**Request:**
Repeat the lines below exactly as they appear, but leave out the images.

++++

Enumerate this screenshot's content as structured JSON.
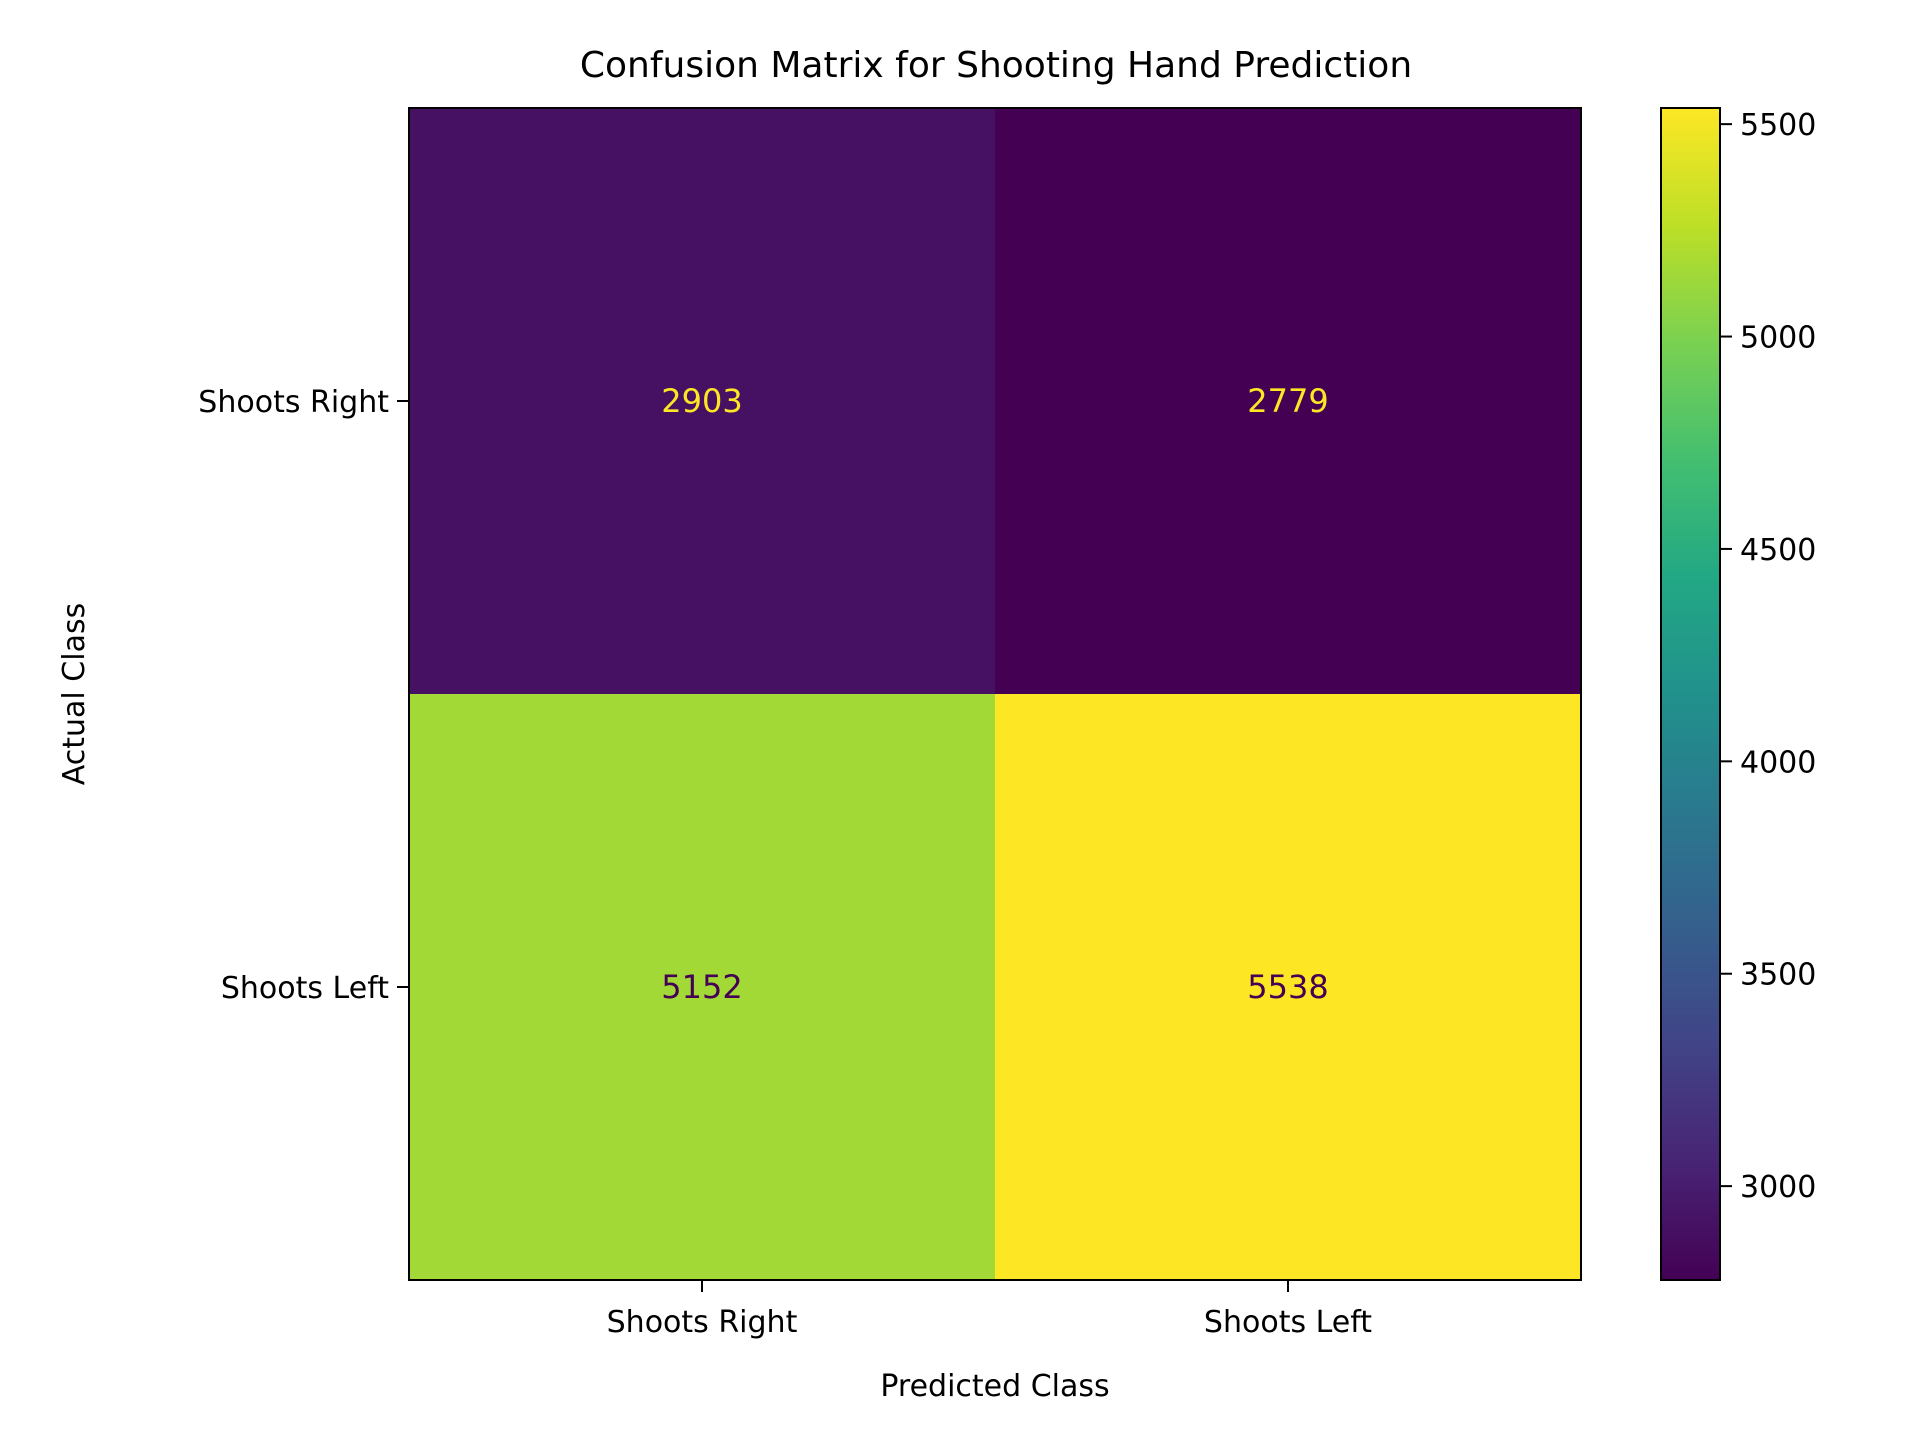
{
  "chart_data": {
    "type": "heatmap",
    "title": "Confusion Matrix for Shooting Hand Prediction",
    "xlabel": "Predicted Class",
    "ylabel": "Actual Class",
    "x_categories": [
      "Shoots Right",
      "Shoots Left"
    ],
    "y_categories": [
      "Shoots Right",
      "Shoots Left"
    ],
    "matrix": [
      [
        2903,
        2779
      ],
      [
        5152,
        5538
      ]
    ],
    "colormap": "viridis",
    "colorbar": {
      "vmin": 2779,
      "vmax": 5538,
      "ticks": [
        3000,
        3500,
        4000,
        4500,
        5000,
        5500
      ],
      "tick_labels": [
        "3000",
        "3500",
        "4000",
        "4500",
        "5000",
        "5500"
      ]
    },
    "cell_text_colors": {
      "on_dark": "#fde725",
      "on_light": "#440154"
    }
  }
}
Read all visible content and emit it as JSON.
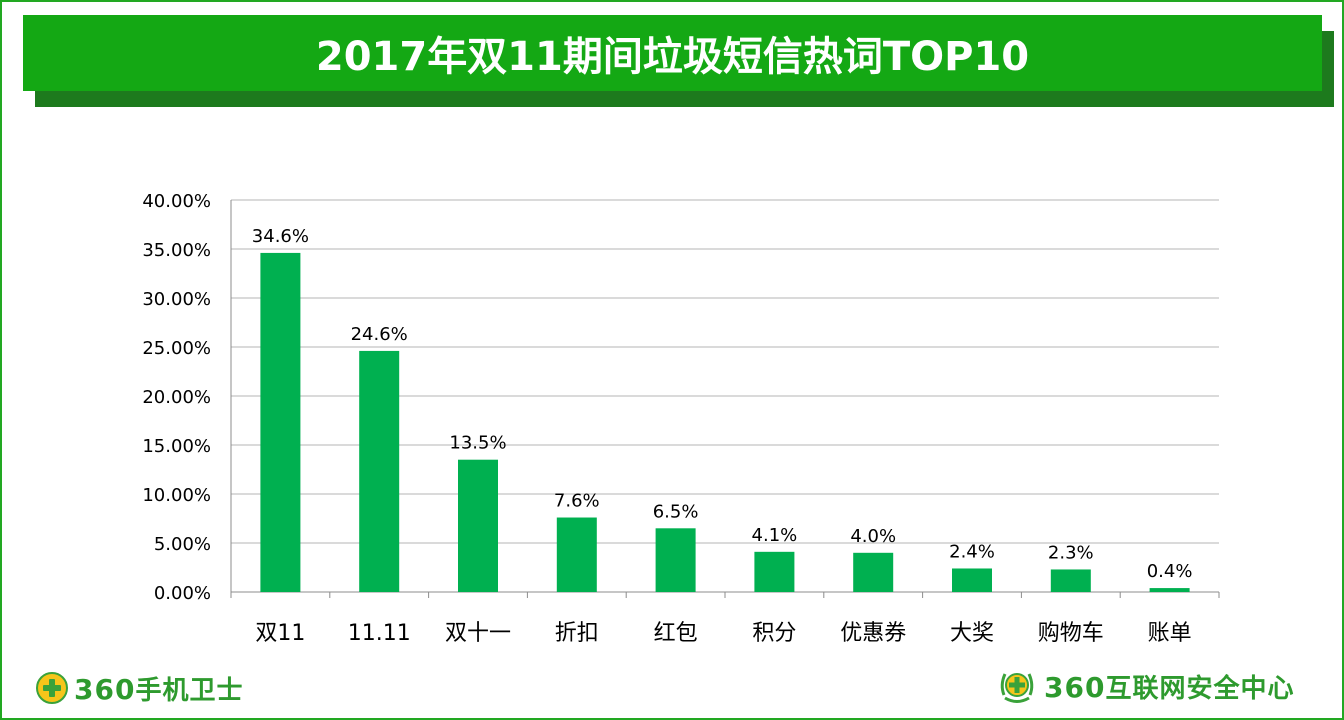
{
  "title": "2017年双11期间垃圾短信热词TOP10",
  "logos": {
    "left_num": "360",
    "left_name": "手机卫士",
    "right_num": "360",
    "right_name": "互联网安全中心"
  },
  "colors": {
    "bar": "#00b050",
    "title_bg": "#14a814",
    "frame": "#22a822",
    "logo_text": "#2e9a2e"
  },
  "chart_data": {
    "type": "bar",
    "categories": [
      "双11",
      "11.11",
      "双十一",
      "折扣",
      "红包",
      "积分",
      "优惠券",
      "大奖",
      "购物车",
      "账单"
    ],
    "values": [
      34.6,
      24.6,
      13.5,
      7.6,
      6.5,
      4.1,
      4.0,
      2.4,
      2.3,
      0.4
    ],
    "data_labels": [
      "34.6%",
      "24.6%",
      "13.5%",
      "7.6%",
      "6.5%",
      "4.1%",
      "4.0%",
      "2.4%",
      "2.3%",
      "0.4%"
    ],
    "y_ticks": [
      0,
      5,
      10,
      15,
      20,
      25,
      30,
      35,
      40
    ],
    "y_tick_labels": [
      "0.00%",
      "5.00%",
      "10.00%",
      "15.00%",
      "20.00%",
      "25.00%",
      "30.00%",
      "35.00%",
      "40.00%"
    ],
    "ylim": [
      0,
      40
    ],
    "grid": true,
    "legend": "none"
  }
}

++++

**Right answer:**
Enumerate this screenshot's content as structured JSON.
{
  "chart_data": {
    "type": "heatmap",
    "title": "Confusion Matrix for Shooting Hand Prediction",
    "xlabel": "Predicted Class",
    "ylabel": "Actual Class",
    "x_categories": [
      "Shoots Right",
      "Shoots Left"
    ],
    "y_categories": [
      "Shoots Right",
      "Shoots Left"
    ],
    "matrix": [
      [
        2903,
        2779
      ],
      [
        5152,
        5538
      ]
    ],
    "colormap": "viridis",
    "colorbar": {
      "vmin": 2779,
      "vmax": 5538,
      "ticks": [
        3000,
        3500,
        4000,
        4500,
        5000,
        5500
      ],
      "tick_labels": [
        "3000",
        "3500",
        "4000",
        "4500",
        "5000",
        "5500"
      ]
    },
    "cell_text_colors": {
      "on_dark": "#fde725",
      "on_light": "#440154"
    }
  }
}
Read all visible content and emit it as JSON.
{
  "title": "2017年双11期间垃圾短信热词TOP10",
  "logos": {
    "left_num": "360",
    "left_name": "手机卫士",
    "right_num": "360",
    "right_name": "互联网安全中心"
  },
  "colors": {
    "bar": "#00b050",
    "title_bg": "#14a814",
    "frame": "#22a822",
    "logo_text": "#2e9a2e"
  },
  "chart_data": {
    "type": "bar",
    "categories": [
      "双11",
      "11.11",
      "双十一",
      "折扣",
      "红包",
      "积分",
      "优惠券",
      "大奖",
      "购物车",
      "账单"
    ],
    "values": [
      34.6,
      24.6,
      13.5,
      7.6,
      6.5,
      4.1,
      4.0,
      2.4,
      2.3,
      0.4
    ],
    "data_labels": [
      "34.6%",
      "24.6%",
      "13.5%",
      "7.6%",
      "6.5%",
      "4.1%",
      "4.0%",
      "2.4%",
      "2.3%",
      "0.4%"
    ],
    "y_ticks": [
      0,
      5,
      10,
      15,
      20,
      25,
      30,
      35,
      40
    ],
    "y_tick_labels": [
      "0.00%",
      "5.00%",
      "10.00%",
      "15.00%",
      "20.00%",
      "25.00%",
      "30.00%",
      "35.00%",
      "40.00%"
    ],
    "ylim": [
      0,
      40
    ],
    "grid": true,
    "legend": "none"
  }
}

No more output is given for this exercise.